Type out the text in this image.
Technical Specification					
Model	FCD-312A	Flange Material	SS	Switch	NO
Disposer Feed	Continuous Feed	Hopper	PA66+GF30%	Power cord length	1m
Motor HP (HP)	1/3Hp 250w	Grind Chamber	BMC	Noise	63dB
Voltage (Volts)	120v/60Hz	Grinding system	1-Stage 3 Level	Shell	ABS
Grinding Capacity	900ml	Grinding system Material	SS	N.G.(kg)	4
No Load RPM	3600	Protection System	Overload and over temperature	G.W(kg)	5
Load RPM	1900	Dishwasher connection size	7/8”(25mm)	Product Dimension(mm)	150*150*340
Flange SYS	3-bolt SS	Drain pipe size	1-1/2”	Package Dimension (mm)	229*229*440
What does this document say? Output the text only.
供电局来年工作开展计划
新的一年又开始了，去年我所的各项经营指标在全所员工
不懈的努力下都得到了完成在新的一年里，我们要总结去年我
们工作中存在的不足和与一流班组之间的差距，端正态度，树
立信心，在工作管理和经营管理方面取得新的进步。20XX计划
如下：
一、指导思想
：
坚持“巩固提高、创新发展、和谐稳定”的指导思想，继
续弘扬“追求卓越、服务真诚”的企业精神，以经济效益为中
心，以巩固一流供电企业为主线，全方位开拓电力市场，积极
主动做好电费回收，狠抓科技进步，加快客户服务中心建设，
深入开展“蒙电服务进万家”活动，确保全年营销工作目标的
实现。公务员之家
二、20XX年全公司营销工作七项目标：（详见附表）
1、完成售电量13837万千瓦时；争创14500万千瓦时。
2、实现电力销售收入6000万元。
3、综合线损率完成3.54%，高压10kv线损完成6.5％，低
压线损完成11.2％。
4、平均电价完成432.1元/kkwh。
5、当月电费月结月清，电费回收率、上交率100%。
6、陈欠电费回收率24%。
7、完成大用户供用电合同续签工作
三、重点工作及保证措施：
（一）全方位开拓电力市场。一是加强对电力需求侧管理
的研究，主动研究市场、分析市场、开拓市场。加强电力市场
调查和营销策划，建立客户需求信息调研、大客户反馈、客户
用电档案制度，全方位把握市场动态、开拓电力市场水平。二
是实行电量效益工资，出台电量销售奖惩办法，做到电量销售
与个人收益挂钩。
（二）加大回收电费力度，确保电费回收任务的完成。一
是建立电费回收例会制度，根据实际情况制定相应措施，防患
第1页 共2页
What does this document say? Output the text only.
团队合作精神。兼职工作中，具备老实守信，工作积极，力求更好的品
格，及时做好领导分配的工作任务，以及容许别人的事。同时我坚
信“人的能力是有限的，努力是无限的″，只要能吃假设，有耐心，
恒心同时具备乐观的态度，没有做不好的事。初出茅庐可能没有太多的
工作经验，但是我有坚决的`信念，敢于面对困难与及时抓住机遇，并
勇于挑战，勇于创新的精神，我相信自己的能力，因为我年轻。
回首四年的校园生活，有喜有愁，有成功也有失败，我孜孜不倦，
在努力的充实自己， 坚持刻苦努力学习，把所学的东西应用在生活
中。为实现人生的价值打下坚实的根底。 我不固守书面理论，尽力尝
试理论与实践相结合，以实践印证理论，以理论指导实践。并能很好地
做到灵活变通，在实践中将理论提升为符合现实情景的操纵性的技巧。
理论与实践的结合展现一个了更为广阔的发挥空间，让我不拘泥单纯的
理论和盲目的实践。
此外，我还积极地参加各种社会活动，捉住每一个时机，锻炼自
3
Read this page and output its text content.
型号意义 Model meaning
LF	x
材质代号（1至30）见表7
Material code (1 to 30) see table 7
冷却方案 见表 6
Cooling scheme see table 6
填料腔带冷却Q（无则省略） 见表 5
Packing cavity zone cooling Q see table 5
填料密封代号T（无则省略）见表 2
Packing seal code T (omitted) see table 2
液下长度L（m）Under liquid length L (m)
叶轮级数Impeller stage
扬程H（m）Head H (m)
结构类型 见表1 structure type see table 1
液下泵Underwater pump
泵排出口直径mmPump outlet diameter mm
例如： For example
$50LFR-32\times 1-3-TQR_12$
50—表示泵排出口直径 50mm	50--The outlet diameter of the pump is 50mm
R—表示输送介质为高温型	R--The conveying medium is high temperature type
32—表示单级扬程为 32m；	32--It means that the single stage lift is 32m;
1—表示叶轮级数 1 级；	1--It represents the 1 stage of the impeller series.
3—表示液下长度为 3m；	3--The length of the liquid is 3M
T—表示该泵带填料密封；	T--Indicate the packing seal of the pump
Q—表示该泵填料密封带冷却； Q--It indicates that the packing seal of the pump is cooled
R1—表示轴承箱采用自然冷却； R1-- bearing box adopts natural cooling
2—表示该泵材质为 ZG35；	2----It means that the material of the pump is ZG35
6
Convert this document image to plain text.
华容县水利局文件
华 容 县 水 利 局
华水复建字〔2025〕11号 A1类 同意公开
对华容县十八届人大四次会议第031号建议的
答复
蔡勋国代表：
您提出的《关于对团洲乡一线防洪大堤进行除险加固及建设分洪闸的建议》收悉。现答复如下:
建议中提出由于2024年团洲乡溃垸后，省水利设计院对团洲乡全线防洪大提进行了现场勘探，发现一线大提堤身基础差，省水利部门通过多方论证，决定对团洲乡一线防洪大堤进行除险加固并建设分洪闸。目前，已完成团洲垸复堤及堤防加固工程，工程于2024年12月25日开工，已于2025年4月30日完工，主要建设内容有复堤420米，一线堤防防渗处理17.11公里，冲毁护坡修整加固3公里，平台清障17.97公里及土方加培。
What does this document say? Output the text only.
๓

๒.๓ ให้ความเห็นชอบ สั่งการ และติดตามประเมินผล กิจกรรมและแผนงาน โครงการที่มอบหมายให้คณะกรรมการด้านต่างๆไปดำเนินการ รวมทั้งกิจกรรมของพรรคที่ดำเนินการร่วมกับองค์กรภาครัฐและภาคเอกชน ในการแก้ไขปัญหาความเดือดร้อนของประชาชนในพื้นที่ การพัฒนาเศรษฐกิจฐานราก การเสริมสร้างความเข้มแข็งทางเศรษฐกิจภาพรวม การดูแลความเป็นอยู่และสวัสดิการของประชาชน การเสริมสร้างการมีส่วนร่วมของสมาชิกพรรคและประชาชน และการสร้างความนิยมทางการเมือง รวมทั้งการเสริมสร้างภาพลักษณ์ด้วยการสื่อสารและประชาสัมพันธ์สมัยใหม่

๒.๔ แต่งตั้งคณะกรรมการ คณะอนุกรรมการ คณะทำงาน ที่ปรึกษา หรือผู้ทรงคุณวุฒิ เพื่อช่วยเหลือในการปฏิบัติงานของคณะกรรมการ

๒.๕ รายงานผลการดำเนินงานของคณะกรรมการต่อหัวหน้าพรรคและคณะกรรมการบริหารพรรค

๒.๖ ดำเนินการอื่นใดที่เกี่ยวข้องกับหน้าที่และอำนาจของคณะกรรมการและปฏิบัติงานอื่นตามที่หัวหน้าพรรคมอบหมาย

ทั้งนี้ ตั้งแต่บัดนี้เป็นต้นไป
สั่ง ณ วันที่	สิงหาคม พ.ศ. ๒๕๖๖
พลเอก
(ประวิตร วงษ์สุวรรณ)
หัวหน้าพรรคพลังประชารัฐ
========================
→ Exercise requirements: Examine the entries and report how many of their lines contain the string "temperature", giving no more than the number.

→ Answer: 2